**What you will do:**
Gather all lines from the material that contain "cárcel".

**Data entries:**
——

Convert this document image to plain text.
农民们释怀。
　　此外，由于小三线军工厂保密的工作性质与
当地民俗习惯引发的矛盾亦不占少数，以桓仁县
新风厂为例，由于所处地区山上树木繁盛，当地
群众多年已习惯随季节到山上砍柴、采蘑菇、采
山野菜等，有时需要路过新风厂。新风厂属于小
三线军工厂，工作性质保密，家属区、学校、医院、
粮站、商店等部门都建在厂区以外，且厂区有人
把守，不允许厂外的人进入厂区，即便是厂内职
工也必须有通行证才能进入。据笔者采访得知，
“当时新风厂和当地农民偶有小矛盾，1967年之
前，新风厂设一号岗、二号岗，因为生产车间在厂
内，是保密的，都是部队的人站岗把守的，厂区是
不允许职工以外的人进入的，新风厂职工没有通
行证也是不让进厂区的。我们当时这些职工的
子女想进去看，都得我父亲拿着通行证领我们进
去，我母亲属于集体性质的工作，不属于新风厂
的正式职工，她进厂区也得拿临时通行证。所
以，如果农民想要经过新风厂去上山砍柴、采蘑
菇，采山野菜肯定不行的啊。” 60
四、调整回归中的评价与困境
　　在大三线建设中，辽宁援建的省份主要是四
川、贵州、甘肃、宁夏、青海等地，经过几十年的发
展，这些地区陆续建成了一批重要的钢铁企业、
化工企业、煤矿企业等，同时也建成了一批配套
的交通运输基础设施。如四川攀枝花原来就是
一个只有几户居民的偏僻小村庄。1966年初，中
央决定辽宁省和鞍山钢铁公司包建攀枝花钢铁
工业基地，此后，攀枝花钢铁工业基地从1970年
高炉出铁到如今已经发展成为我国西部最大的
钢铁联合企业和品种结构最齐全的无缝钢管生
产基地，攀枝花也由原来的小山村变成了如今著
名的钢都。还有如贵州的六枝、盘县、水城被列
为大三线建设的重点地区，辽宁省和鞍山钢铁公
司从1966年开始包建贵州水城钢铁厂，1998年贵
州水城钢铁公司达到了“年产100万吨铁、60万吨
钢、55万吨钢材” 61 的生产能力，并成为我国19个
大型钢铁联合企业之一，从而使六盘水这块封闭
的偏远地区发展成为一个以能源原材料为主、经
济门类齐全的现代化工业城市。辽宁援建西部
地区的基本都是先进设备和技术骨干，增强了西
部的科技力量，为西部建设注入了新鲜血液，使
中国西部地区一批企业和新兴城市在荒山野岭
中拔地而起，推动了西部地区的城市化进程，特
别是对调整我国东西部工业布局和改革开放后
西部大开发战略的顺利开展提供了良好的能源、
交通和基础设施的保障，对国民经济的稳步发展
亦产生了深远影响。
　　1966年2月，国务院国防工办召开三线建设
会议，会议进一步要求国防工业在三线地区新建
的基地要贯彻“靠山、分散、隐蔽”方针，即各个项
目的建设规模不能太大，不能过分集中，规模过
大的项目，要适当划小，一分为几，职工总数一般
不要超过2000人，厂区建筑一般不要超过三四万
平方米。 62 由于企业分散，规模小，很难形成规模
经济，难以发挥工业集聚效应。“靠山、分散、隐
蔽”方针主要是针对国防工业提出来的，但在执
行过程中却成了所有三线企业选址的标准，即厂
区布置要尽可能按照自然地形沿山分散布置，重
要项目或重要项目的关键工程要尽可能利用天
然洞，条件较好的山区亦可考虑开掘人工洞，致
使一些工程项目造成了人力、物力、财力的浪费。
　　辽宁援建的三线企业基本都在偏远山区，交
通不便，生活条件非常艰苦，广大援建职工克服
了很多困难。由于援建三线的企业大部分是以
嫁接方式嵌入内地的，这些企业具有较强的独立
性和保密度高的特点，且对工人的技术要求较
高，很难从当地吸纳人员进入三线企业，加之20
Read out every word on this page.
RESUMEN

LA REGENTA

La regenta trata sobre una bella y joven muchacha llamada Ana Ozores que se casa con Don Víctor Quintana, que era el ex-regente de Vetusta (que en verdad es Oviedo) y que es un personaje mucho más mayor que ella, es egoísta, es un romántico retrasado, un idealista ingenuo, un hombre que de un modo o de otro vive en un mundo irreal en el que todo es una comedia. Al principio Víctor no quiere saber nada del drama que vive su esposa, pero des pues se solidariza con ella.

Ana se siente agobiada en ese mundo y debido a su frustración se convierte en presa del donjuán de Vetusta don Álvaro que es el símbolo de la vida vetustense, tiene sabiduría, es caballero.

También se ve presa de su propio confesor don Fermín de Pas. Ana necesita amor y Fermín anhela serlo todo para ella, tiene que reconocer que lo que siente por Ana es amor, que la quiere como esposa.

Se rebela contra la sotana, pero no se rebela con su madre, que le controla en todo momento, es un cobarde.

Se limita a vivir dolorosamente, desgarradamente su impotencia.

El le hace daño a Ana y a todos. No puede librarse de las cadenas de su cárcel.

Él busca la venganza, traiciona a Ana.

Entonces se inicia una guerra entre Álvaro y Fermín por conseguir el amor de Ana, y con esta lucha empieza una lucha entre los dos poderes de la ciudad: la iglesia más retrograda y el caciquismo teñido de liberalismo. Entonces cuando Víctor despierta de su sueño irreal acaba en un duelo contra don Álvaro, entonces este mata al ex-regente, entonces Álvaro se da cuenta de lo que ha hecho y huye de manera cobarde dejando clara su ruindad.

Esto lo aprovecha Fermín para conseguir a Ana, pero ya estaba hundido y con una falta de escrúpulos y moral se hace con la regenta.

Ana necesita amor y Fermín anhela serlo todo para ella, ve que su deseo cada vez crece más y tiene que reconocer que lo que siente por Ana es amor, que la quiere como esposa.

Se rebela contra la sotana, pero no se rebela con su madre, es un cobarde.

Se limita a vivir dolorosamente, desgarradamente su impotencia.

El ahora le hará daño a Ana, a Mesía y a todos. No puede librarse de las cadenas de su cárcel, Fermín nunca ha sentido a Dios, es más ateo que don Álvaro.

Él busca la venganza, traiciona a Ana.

——

**Solution to this task:**
El le hace daño a Ana y a todos. No puede librarse de las cadenas de su cárcel.
El ahora le hará daño a Ana, a Mesía y a todos. No puede librarse de las cadenas de su cárcel, Fermín nunca ha sentido a Dios, es más ateo que don Álvaro.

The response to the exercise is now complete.